### Required action
Locate the word "metabolism" in the entries below, then gather every line that holds it.

•••

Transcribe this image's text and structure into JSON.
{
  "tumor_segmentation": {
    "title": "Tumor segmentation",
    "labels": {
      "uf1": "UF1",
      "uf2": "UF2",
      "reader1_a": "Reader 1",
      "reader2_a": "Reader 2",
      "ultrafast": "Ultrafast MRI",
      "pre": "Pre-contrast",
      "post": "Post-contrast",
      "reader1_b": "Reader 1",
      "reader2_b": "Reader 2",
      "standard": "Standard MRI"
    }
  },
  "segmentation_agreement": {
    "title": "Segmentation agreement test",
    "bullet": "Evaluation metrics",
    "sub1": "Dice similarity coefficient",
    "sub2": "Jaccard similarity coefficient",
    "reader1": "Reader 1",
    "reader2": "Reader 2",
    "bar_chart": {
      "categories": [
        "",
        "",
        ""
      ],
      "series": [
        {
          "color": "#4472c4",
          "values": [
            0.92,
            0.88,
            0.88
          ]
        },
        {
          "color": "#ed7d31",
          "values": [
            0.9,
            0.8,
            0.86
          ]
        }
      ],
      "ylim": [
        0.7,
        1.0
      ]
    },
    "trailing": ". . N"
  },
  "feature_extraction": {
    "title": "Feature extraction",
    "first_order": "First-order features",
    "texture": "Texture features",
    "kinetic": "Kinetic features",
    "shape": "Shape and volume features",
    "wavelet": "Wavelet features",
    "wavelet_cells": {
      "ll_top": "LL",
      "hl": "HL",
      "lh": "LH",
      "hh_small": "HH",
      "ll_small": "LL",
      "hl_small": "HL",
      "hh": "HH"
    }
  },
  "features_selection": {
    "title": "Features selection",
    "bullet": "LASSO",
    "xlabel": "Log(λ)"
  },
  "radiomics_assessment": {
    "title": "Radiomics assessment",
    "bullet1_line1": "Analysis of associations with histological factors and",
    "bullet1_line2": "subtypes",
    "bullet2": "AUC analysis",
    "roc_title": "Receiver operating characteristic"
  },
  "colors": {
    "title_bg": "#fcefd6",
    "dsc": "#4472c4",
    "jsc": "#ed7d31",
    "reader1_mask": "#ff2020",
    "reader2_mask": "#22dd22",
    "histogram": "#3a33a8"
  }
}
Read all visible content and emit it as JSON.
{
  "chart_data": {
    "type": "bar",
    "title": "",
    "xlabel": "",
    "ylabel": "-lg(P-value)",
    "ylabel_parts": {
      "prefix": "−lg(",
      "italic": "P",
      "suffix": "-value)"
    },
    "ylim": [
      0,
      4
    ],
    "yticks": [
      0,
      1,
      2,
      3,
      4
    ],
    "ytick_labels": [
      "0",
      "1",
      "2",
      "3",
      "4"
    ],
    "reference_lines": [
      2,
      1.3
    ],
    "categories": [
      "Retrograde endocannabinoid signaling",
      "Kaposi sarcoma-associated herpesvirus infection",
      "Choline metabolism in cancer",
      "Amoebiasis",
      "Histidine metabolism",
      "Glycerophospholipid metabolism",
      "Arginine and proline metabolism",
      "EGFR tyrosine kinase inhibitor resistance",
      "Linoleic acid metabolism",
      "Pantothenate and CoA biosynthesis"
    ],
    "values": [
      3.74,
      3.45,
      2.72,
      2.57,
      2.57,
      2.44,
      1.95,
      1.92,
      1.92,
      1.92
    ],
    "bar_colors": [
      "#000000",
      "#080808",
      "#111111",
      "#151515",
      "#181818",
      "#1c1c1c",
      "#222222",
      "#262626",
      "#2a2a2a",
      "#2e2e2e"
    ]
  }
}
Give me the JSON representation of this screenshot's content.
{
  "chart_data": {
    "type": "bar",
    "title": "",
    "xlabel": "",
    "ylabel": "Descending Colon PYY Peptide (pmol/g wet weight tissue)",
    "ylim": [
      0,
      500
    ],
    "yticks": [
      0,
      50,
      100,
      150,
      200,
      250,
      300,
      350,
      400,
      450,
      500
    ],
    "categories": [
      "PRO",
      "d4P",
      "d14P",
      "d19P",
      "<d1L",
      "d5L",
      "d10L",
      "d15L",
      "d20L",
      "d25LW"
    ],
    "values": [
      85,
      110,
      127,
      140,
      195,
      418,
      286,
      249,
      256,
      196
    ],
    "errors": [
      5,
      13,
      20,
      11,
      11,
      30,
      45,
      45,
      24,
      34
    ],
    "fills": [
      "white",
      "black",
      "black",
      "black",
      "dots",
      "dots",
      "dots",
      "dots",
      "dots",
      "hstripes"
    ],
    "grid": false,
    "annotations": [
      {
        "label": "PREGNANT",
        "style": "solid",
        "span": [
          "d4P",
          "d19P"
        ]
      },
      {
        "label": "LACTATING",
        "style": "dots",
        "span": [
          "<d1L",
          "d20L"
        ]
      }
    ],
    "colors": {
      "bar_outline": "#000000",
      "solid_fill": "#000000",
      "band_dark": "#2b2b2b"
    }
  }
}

•••

### Response for this exercise
      "Choline metabolism in cancer",
      "Histidine metabolism",
      "Glycerophospholipid metabolism",
      "Arginine and proline metabolism",
      "Linoleic acid metabolism",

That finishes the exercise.